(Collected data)
═══

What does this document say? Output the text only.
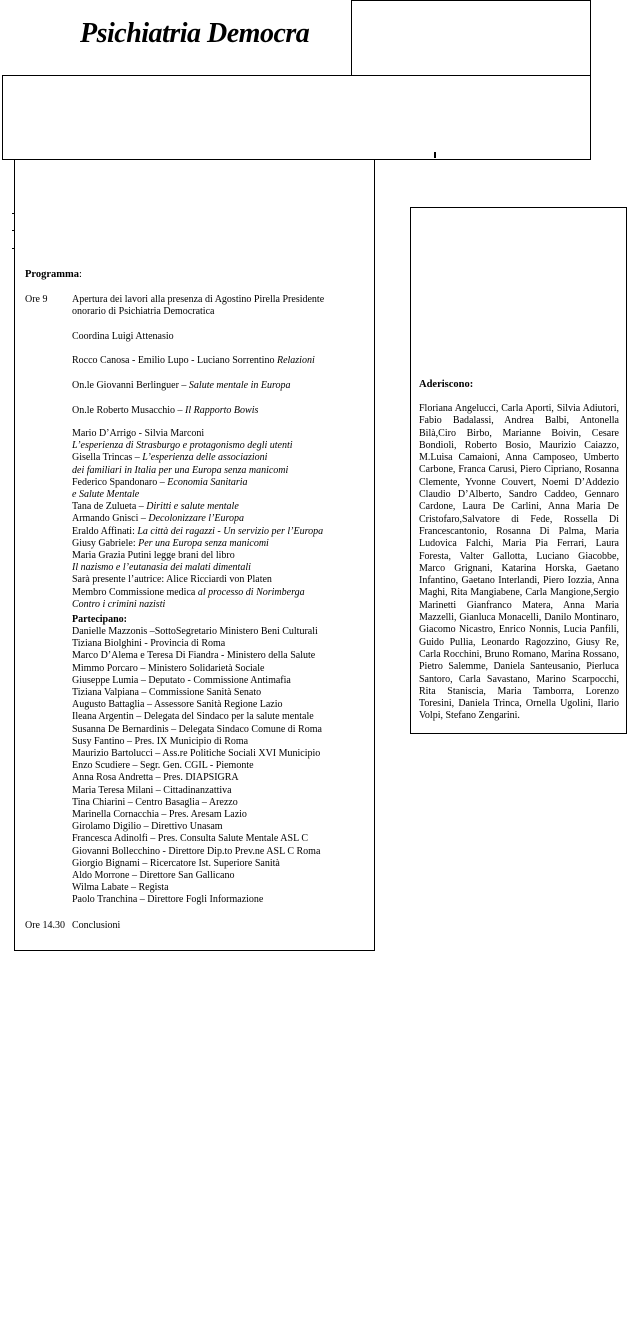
Psichiatria Democra
Programma:
Ore 9 Apertura dei lavori alla presenza di Agostino Pirella Presidente
onorario di Psichiatria Democratica
Coordina Luigi Attenasio
Rocco Canosa - Emilio Lupo - Luciano Sorrentino Relazioni
On.le Giovanni Berlinguer – Salute mentale in Europa
On.le Roberto Musacchio – Il Rapporto Bowis
Mario D’Arrigo - Silvia Marconi
L’esperienza di Strasburgo e protagonismo degli utenti
Gisella Trincas – L’esperienza delle associazioni
dei familiari in Italia per una Europa senza manicomi
Federico Spandonaro – Economia Sanitaria
e Salute Mentale
Tana de Zulueta – Diritti e salute mentale
Armando Gnisci – Decolonizzare l’Europa
Eraldo Affinati: La città dei ragazzi - Un servizio per l’Europa
Giusy Gabriele: Per una Europa senza manicomi
Maria Grazia Putini legge brani del libro
Il nazismo e l’eutanasia dei malati dimentali
Sarà presente l’autrice: Alice Ricciardi von Platen
Membro Commissione medica al processo di Norimberga
Contro i crimini nazisti
Partecipano:
Danielle Mazzonis –SottoSegretario Ministero Beni Culturali
Tiziana Biolghini - Provincia di Roma
Marco D’Alema e Teresa Di Fiandra - Ministero della Salute
Mimmo Porcaro – Ministero Solidarietà Sociale
Giuseppe Lumia – Deputato - Commissione Antimafia
Tiziana Valpiana – Commissione Sanità Senato
Augusto Battaglia – Assessore Sanità Regione Lazio
Ileana Argentin – Delegata del Sindaco per la salute mentale
Susanna De Bernardinis – Delegata Sindaco Comune di Roma
Susy Fantino – Pres. IX Municipio di Roma
Maurizio Bartolucci – Ass.re Politiche Sociali XVI Municipio
Enzo Scudiere – Segr. Gen. CGIL - Piemonte
Anna Rosa Andretta – Pres. DIAPSIGRA
Maria Teresa Milani – Cittadinanzattiva
Tina Chiarini – Centro Basaglia – Arezzo
Marinella Cornacchia – Pres. Aresam Lazio
Girolamo Digilio – Direttivo Unasam
Francesca Adinolfi – Pres. Consulta Salute Mentale ASL C
Giovanni Bollecchino - Direttore Dip.to Prev.ne ASL C Roma
Giorgio Bignami – Ricercatore Ist. Superiore Sanità
Aldo Morrone – Direttore San Gallicano
Wilma Labate – Regista
Paolo Tranchina – Direttore Fogli Informazione
Ore 14.30 Conclusioni
Aderiscono:
Floriana Angelucci, Carla Aporti, Silvia Adiutori, Fabio Badalassi, Andrea Balbi, Antonella Bilà,Ciro Birbo, Marianne Boivin, Cesare Bondioli, Roberto Bosio, Maurizio Caiazzo, M.Luisa Camaioni, Anna Camposeo, Umberto Carbone, Franca Carusi, Piero Cipriano, Rosanna Clemente, Yvonne Couvert, Noemi D’Addezio Claudio D’Alberto, Sandro Caddeo, Gennaro Cardone, Laura De Carlini, Anna Maria De Cristofaro,Salvatore di Fede, Rossella Di Francescantonio, Rosanna Di Palma, Maria Ludovica Falchi, Maria Pia Ferrari, Laura Foresta, Valter Gallotta, Luciano Giacobbe, Marco Grignani, Katarina Horska, Gaetano Infantino, Gaetano Interlandi, Piero Iozzia, Anna Maghi, Rita Mangiabene, Carla Mangione,Sergio Marinetti Gianfranco Matera, Anna Maria Mazzelli, Gianluca Monacelli, Danilo Montinaro, Giacomo Nicastro, Enrico Nonnis, Lucia Panfili, Guido Pullia, Leonardo Ragozzino, Giusy Re, Carla Rocchini, Bruno Romano, Marina Rossano, Pietro Salemme, Daniela Santeusanio, Pierluca Santoro, Carla Savastano, Marino Scarpocchi, Rita Staniscia, Maria Tamborra, Lorenzo Toresini, Daniela Trinca, Ornella Ugolini, Ilario Volpi, Stefano Zengarini.
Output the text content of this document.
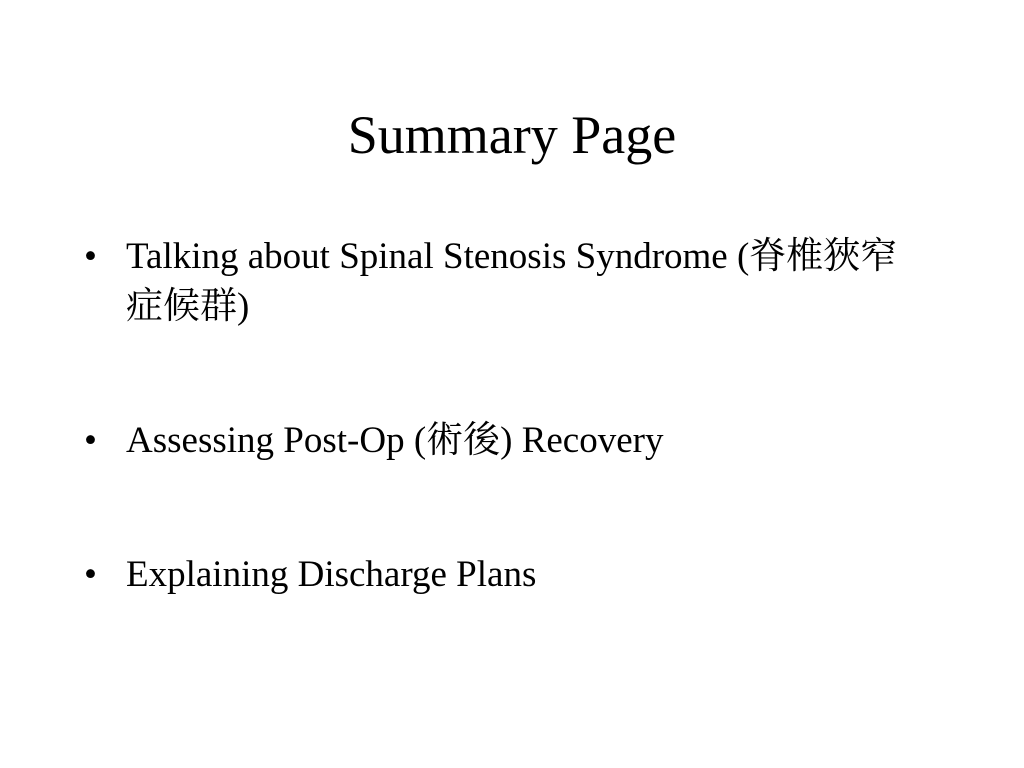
Summary Page
• Talking about Spinal Stenosis Syndrome (脊椎狹窄症候群)
• Assessing Post-Op (術後) Recovery
• Explaining Discharge Plans
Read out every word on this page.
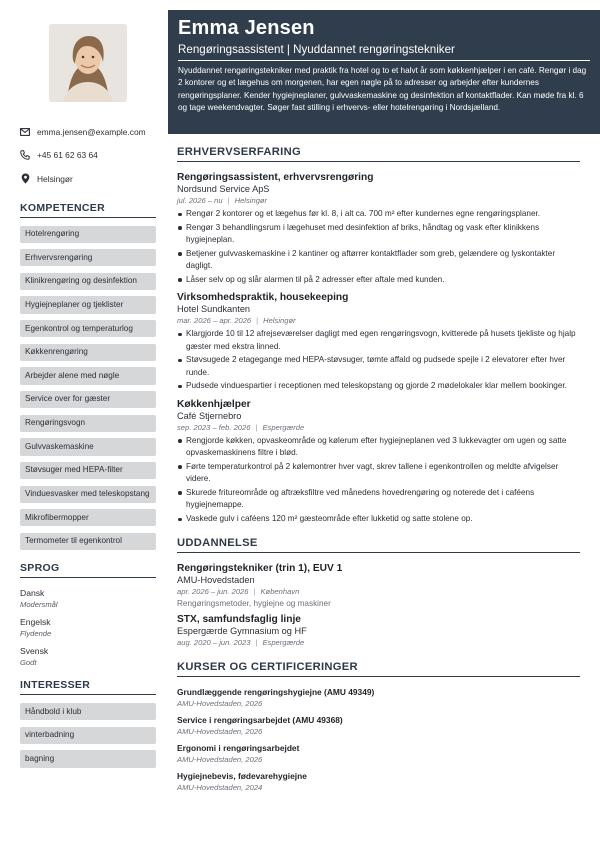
emma.jensen@example.com
+45 61 62 63 64
Helsingør
KOMPETENCER
Hotelrengøring
Erhvervsrengøring
Klinikrengøring og desinfektion
Hygiejneplaner og tjeklister
Egenkontrol og temperaturlog
Køkkenrengøring
Arbejder alene med nøgle
Service over for gæster
Rengøringsvogn
Gulvvaskemaskine
Støvsuger med HEPA-filter
Vinduesvasker med teleskopstang
Mikrofibermopper
Termometer til egenkontrol
SPROG
Dansk
Modersmål
Engelsk
Flydende
Svensk
Godt
INTERESSER
Håndbold i klub
vinterbadning
bagning
Emma Jensen
Rengøringsassistent | Nyuddannet rengøringstekniker
Nyuddannet rengøringstekniker med praktik fra hotel og to et halvt år som køkkenhjælper i en café. Rengør i dag 2 kontorer og et lægehus om morgenen, har egen nøgle på to adresser og arbejder efter kundernes rengøringsplaner. Kender hygiejneplaner, gulvvaskemaskine og desinfektion af kontaktflader. Kan møde fra kl. 6 og tage weekendvagter. Søger fast stilling i erhvervs- eller hotelrengøring i Nordsjælland.
ERHVERVSERFARING
Rengøringsassistent, erhvervsrengøring
Nordsund Service ApS
jul. 2026 – nu | Helsingør
Rengør 2 kontorer og et lægehus før kl. 8, i alt ca. 700 m² efter kundernes egne rengøringsplaner.
Rengør 3 behandlingsrum i lægehuset med desinfektion af briks, håndtag og vask efter klinikkens hygiejneplan.
Betjener gulvvaskemaskine i 2 kantiner og aftørrer kontaktflader som greb, gelændere og lyskontakter dagligt.
Låser selv op og slår alarmen til på 2 adresser efter aftale med kunden.
Virksomhedspraktik, housekeeping
Hotel Sundkanten
mar. 2026 – apr. 2026 | Helsingør
Klargjorde 10 til 12 afrejseværelser dagligt med egen rengøringsvogn, kvitterede på husets tjekliste og hjalp gæster med ekstra linned.
Støvsugede 2 etagegange med HEPA-støvsuger, tømte affald og pudsede spejle i 2 elevatorer efter hver runde.
Pudsede vinduespartier i receptionen med teleskopstang og gjorde 2 mødelokaler klar mellem bookinger.
Køkkenhjælper
Café Stjernebro
sep. 2023 – feb. 2026 | Espergærde
Rengjorde køkken, opvaskeområde og kølerum efter hygiejneplanen ved 3 lukkevagter om ugen og satte opvaskemaskinens filtre i blød.
Førte temperaturkontrol på 2 kølemontrer hver vagt, skrev tallene i egenkontrollen og meldte afvigelser videre.
Skurede fritureområde og aftræksfiltre ved månedens hovedrengøring og noterede det i caféens hygiejnemappe.
Vaskede gulv i caféens 120 m² gæsteområde efter lukketid og satte stolene op.
UDDANNELSE
Rengøringstekniker (trin 1), EUV 1
AMU-Hovedstaden
apr. 2026 – jun. 2026 | København
Rengøringsmetoder, hygiejne og maskiner
STX, samfundsfaglig linje
Espergærde Gymnasium og HF
aug. 2020 – jun. 2023 | Espergærde
KURSER OG CERTIFICERINGER
Grundlæggende rengøringshygiejne (AMU 49349)
AMU-Hovedstaden, 2026
Service i rengøringsarbejdet (AMU 49368)
AMU-Hovedstaden, 2026
Ergonomi i rengøringsarbejdet
AMU-Hovedstaden, 2026
Hygiejnebevis, fødevarehygiejne
AMU-Hovedstaden, 2024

═══

== WHAT THIS TASK INVOLVES ==
Your task is to transcribe all of the records precisely, with no images included.

== TASK ANSWER ==
What does this document say? Output the text only.
Psichiatria Democra
Programma:
Ore 9 Apertura dei lavori alla presenza di Agostino Pirella Presidente
onorario di Psichiatria Democratica
Coordina Luigi Attenasio
Rocco Canosa - Emilio Lupo - Luciano Sorrentino Relazioni
On.le Giovanni Berlinguer – Salute mentale in Europa
On.le Roberto Musacchio – Il Rapporto Bowis
Mario D’Arrigo - Silvia Marconi
L’esperienza di Strasburgo e protagonismo degli utenti
Gisella Trincas – L’esperienza delle associazioni
dei familiari in Italia per una Europa senza manicomi
Federico Spandonaro – Economia Sanitaria
e Salute Mentale
Tana de Zulueta – Diritti e salute mentale
Armando Gnisci – Decolonizzare l’Europa
Eraldo Affinati: La città dei ragazzi - Un servizio per l’Europa
Giusy Gabriele: Per una Europa senza manicomi
Maria Grazia Putini legge brani del libro
Il nazismo e l’eutanasia dei malati dimentali
Sarà presente l’autrice: Alice Ricciardi von Platen
Membro Commissione medica al processo di Norimberga
Contro i crimini nazisti
Partecipano:
Danielle Mazzonis –SottoSegretario Ministero Beni Culturali
Tiziana Biolghini - Provincia di Roma
Marco D’Alema e Teresa Di Fiandra - Ministero della Salute
Mimmo Porcaro – Ministero Solidarietà Sociale
Giuseppe Lumia – Deputato - Commissione Antimafia
Tiziana Valpiana – Commissione Sanità Senato
Augusto Battaglia – Assessore Sanità Regione Lazio
Ileana Argentin – Delegata del Sindaco per la salute mentale
Susanna De Bernardinis – Delegata Sindaco Comune di Roma
Susy Fantino – Pres. IX Municipio di Roma
Maurizio Bartolucci – Ass.re Politiche Sociali XVI Municipio
Enzo Scudiere – Segr. Gen. CGIL - Piemonte
Anna Rosa Andretta – Pres. DIAPSIGRA
Maria Teresa Milani – Cittadinanzattiva
Tina Chiarini – Centro Basaglia – Arezzo
Marinella Cornacchia – Pres. Aresam Lazio
Girolamo Digilio – Direttivo Unasam
Francesca Adinolfi – Pres. Consulta Salute Mentale ASL C
Giovanni Bollecchino - Direttore Dip.to Prev.ne ASL C Roma
Giorgio Bignami – Ricercatore Ist. Superiore Sanità
Aldo Morrone – Direttore San Gallicano
Wilma Labate – Regista
Paolo Tranchina – Direttore Fogli Informazione
Ore 14.30 Conclusioni
Aderiscono:
Floriana Angelucci, Carla Aporti, Silvia Adiutori, Fabio Badalassi, Andrea Balbi, Antonella Bilà,Ciro Birbo, Marianne Boivin, Cesare Bondioli, Roberto Bosio, Maurizio Caiazzo, M.Luisa Camaioni, Anna Camposeo, Umberto Carbone, Franca Carusi, Piero Cipriano, Rosanna Clemente, Yvonne Couvert, Noemi D’Addezio Claudio D’Alberto, Sandro Caddeo, Gennaro Cardone, Laura De Carlini, Anna Maria De Cristofaro,Salvatore di Fede, Rossella Di Francescantonio, Rosanna Di Palma, Maria Ludovica Falchi, Maria Pia Ferrari, Laura Foresta, Valter Gallotta, Luciano Giacobbe, Marco Grignani, Katarina Horska, Gaetano Infantino, Gaetano Interlandi, Piero Iozzia, Anna Maghi, Rita Mangiabene, Carla Mangione,Sergio Marinetti Gianfranco Matera, Anna Maria Mazzelli, Gianluca Monacelli, Danilo Montinaro, Giacomo Nicastro, Enrico Nonnis, Lucia Panfili, Guido Pullia, Leonardo Ragozzino, Giusy Re, Carla Rocchini, Bruno Romano, Marina Rossano, Pietro Salemme, Daniela Santeusanio, Pierluca Santoro, Carla Savastano, Marino Scarpocchi, Rita Staniscia, Maria Tamborra, Lorenzo Toresini, Daniela Trinca, Ornella Ugolini, Ilario Volpi, Stefano Zengarini.
Output the text content of this document.
Summary Page
• Talking about Spinal Stenosis Syndrome (脊椎狹窄症候群)
• Assessing Post-Op (術後) Recovery
• Explaining Discharge Plans
Read out every word on this page.
emma.jensen@example.com
+45 61 62 63 64
Helsingør
KOMPETENCER
Hotelrengøring
Erhvervsrengøring
Klinikrengøring og desinfektion
Hygiejneplaner og tjeklister
Egenkontrol og temperaturlog
Køkkenrengøring
Arbejder alene med nøgle
Service over for gæster
Rengøringsvogn
Gulvvaskemaskine
Støvsuger med HEPA-filter
Vinduesvasker med teleskopstang
Mikrofibermopper
Termometer til egenkontrol
SPROG
Dansk
Modersmål
Engelsk
Flydende
Svensk
Godt
INTERESSER
Håndbold i klub
vinterbadning
bagning
Emma Jensen
Rengøringsassistent | Nyuddannet rengøringstekniker
Nyuddannet rengøringstekniker med praktik fra hotel og to et halvt år som køkkenhjælper i en café. Rengør i dag 2 kontorer og et lægehus om morgenen, har egen nøgle på to adresser og arbejder efter kundernes rengøringsplaner. Kender hygiejneplaner, gulvvaskemaskine og desinfektion af kontaktflader. Kan møde fra kl. 6 og tage weekendvagter. Søger fast stilling i erhvervs- eller hotelrengøring i Nordsjælland.
ERHVERVSERFARING
Rengøringsassistent, erhvervsrengøring
Nordsund Service ApS
jul. 2026 – nu | Helsingør
Rengør 2 kontorer og et lægehus før kl. 8, i alt ca. 700 m² efter kundernes egne rengøringsplaner.
Rengør 3 behandlingsrum i lægehuset med desinfektion af briks, håndtag og vask efter klinikkens hygiejneplan.
Betjener gulvvaskemaskine i 2 kantiner og aftørrer kontaktflader som greb, gelændere og lyskontakter dagligt.
Låser selv op og slår alarmen til på 2 adresser efter aftale med kunden.
Virksomhedspraktik, housekeeping
Hotel Sundkanten
mar. 2026 – apr. 2026 | Helsingør
Klargjorde 10 til 12 afrejseværelser dagligt med egen rengøringsvogn, kvitterede på husets tjekliste og hjalp gæster med ekstra linned.
Støvsugede 2 etagegange med HEPA-støvsuger, tømte affald og pudsede spejle i 2 elevatorer efter hver runde.
Pudsede vinduespartier i receptionen med teleskopstang og gjorde 2 mødelokaler klar mellem bookinger.
Køkkenhjælper
Café Stjernebro
sep. 2023 – feb. 2026 | Espergærde
Rengjorde køkken, opvaskeområde og kølerum efter hygiejneplanen ved 3 lukkevagter om ugen og satte opvaskemaskinens filtre i blød.
Førte temperaturkontrol på 2 kølemontrer hver vagt, skrev tallene i egenkontrollen og meldte afvigelser videre.
Skurede fritureområde og aftræksfiltre ved månedens hovedrengøring og noterede det i caféens hygiejnemappe.
Vaskede gulv i caféens 120 m² gæsteområde efter lukketid og satte stolene op.
UDDANNELSE
Rengøringstekniker (trin 1), EUV 1
AMU-Hovedstaden
apr. 2026 – jun. 2026 | København
Rengøringsmetoder, hygiejne og maskiner
STX, samfundsfaglig linje
Espergærde Gymnasium og HF
aug. 2020 – jun. 2023 | Espergærde
KURSER OG CERTIFICERINGER
Grundlæggende rengøringshygiejne (AMU 49349)
AMU-Hovedstaden, 2026
Service i rengøringsarbejdet (AMU 49368)
AMU-Hovedstaden, 2026
Ergonomi i rengøringsarbejdet
AMU-Hovedstaden, 2026
Hygiejnebevis, fødevarehygiejne
AMU-Hovedstaden, 2024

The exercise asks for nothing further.